Dungeon Crawler Carl – Matt Dinniman

New Achievement Unlocked! You successfully set aside your genre bias. 

Congratulations on fully immersing yourself in a story about goblins, faeries, tuna-people and an intergalactic resource-mining corporation that destroyed Earth. Some of the dialogue tested your patience — and you rolled your eyes more than once — but you stuck it out.
Your reward: a talking cat, a few sharp observations about greed and violence as entertainment, and a temporary reprieve from the U.S. political hellscape.

“Dungeon Crawler Carl” is both smarter than it looks and dumber than it wants to be, a contradiction that defines both its appeal and its limitations.

I would never have picked this book up on my own. The original cover is absolutely ridiculous, the premise reads like fanfiction and the promise of video-game mechanics layered onto an alien reality TV show felt designed to repel me. But after enough effusive praise from a close friend and several strangers at an adult book fair, curiosity won out. I skipped the much-lauded audiobook — largely to avoid rejoining Audible — and went old-school hardcover instead.

The opening stretch is rough. The humor leans heavily on sophomoric instincts: sex jokes, errant profanity and general manchild energy that threatens to overwhelm everything else. There’s also an enormous amount of setup. Rules, weapons, dungeon mechanics, alien politics, level structures – all of it arrives in dense bursts, often at the expense of momentum.

The influences are obvious. Crawlers competing for viewers and sponsors evoke “The Hunger Games” series so directly it sometimes feels like homage edging into imitation. The gamification and leveling mechanics recall “Ready Player One/Two,” though without that book’s nostalgia. 

What kept me reading is that, underneath all of its genre trappings, the book is mostly well written — and occasionally genuinely thoughtful. Carl is a capable, clear-eyed protagonist who refuses to become a passive victim, even when the narrative stacks the deck against him. The Meadow Lark Community storyline, with people refusing to abandon their humanity under pressure, hints at a more interesting moral core than the surface chaos suggests.

But let’s be honest: this is Princess Donut’s book. Without this sentient, retired show cat — her vanity, her commentary and her sheer presence — I would have likely bailed. She’s the element that transforms the story from knock-off to something genuinely entertaining, and the clearest signal that Matt Dinniman understands how absurdity can serve a story well.

[Data]:
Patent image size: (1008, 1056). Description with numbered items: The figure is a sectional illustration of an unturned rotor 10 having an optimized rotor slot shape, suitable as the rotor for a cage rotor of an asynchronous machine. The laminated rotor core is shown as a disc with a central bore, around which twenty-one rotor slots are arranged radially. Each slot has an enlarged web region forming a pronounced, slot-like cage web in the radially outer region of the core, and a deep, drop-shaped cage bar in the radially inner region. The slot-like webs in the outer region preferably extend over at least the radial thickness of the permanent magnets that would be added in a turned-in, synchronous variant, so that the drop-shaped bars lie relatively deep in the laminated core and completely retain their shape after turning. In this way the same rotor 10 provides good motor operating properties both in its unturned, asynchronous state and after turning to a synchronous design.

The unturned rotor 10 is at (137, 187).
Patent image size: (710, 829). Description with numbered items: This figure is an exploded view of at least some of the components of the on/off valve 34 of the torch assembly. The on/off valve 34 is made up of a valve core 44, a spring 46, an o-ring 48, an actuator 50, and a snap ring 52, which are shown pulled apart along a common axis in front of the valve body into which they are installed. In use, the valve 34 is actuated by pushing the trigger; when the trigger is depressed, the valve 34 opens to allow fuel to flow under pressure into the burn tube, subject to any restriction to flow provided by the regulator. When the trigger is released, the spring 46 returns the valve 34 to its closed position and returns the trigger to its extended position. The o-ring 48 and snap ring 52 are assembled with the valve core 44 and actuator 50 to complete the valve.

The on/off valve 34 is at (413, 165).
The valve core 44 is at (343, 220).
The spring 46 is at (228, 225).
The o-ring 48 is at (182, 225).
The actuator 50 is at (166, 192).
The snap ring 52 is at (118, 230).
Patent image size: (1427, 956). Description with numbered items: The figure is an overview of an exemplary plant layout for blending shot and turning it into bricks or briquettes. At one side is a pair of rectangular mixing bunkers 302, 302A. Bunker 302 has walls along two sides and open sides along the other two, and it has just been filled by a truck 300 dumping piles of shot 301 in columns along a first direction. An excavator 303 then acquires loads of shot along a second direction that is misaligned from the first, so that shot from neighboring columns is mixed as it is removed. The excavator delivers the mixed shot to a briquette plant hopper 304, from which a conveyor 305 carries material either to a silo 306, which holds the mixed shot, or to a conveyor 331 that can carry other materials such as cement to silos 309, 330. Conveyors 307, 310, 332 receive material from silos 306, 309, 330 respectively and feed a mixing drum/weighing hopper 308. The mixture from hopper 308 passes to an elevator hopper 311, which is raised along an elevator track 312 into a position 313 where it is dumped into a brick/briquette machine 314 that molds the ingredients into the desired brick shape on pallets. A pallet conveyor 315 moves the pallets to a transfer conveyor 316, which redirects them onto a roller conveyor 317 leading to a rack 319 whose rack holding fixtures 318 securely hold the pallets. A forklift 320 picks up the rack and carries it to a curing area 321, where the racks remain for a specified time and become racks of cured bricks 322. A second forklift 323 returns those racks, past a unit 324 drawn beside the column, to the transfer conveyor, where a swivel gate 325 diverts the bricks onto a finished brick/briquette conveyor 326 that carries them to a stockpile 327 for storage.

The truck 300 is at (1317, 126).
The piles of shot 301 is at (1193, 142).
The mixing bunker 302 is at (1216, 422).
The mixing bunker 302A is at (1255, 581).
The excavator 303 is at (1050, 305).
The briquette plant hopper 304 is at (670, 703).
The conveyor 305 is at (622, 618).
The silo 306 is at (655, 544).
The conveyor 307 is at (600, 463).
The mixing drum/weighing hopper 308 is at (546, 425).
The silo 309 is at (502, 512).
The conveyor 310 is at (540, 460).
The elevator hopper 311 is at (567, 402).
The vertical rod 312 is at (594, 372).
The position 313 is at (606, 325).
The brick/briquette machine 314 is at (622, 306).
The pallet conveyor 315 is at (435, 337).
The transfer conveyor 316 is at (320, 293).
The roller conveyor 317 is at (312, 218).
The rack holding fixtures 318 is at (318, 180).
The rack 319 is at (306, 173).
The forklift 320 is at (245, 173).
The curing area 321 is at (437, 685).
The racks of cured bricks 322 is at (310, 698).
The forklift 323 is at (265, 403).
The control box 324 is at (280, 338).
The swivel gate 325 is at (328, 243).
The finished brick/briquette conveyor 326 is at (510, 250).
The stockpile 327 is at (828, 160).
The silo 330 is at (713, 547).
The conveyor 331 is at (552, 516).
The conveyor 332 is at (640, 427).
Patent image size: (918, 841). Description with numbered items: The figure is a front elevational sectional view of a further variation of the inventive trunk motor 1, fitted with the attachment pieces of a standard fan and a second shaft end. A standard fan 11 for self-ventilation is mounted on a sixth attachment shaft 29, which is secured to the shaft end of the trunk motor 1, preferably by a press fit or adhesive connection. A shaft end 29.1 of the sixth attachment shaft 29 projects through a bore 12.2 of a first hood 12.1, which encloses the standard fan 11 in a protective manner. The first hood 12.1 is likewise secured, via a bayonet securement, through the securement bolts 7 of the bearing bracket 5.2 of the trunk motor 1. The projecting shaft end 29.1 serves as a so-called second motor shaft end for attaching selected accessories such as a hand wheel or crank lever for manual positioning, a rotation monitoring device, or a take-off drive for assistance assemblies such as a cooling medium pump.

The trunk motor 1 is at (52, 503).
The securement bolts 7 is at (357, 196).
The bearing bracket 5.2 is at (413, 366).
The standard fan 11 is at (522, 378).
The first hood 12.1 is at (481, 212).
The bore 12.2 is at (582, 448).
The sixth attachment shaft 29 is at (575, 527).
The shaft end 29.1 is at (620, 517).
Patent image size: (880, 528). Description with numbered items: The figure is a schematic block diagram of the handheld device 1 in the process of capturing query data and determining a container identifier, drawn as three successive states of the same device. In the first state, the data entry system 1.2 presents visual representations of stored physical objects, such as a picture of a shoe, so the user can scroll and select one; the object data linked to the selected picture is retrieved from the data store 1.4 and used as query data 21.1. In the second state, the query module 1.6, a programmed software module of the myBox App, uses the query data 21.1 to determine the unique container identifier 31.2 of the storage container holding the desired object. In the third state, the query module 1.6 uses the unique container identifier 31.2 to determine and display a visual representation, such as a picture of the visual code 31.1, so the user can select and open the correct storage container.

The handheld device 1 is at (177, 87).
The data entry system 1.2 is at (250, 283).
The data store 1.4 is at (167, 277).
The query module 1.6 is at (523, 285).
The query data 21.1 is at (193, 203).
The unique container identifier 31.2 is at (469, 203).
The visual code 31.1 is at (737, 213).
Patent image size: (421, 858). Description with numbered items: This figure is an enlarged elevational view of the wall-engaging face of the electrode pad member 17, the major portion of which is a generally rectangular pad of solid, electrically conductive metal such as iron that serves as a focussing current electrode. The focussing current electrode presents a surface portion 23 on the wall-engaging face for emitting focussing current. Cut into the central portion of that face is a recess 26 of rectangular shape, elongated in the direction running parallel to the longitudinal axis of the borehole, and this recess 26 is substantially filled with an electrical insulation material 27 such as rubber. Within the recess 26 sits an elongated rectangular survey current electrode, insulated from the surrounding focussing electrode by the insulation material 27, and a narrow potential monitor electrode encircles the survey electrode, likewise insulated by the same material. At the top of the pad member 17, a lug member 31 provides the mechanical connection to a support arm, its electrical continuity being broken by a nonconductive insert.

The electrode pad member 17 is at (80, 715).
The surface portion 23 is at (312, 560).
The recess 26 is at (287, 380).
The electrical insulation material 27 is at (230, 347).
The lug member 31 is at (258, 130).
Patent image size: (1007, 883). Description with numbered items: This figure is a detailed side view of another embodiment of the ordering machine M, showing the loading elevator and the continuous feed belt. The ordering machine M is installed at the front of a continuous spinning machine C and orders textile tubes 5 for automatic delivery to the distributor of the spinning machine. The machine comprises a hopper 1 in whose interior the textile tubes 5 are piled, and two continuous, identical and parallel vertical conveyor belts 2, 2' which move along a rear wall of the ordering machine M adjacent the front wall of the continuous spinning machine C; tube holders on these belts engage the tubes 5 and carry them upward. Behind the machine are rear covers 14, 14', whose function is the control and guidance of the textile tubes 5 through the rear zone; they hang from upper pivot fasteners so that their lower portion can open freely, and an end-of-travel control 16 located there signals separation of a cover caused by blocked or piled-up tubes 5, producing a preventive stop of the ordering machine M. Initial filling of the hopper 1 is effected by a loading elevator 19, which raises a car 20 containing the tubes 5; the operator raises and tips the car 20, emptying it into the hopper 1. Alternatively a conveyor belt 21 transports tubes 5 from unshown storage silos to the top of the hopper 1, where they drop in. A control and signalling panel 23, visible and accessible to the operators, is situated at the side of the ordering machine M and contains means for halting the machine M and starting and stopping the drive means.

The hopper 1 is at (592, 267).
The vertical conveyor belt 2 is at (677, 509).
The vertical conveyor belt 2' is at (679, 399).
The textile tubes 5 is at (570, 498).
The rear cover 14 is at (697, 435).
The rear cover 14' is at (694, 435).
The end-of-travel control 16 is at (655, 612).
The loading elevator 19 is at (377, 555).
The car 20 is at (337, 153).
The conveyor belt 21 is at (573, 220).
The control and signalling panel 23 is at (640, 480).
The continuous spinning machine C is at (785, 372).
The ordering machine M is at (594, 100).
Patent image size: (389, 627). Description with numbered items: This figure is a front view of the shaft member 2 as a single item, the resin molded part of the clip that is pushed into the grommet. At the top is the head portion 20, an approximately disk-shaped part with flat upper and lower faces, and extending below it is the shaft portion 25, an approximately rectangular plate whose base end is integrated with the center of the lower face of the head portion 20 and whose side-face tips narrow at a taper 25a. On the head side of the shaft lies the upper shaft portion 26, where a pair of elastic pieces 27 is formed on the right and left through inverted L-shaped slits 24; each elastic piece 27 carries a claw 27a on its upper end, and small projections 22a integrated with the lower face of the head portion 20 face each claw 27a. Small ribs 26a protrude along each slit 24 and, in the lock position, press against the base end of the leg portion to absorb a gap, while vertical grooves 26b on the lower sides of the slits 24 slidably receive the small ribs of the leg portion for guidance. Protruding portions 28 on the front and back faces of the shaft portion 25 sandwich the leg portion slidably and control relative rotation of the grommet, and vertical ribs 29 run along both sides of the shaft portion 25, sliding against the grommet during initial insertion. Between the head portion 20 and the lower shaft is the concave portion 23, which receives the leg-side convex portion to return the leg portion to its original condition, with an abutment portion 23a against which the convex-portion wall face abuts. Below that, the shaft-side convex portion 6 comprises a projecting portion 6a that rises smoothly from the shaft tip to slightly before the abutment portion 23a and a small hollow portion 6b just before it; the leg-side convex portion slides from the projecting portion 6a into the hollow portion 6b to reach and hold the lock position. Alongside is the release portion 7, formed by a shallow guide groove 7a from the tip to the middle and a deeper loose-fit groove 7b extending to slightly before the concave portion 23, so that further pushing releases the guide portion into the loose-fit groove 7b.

[Task set]:
(1) According to the review of Dungeon Crawler Carl, why did the reviewer skip the audiobook?
(2) Translate this sentence from the review of Dungeon Crawler Carl into Spanish: "I would never have picked this book up on my own."

[Per-task outputs]:
(1) Largely to avoid rejoining Audible.

(2) Nunca habría elegido este libro por mi cuenta.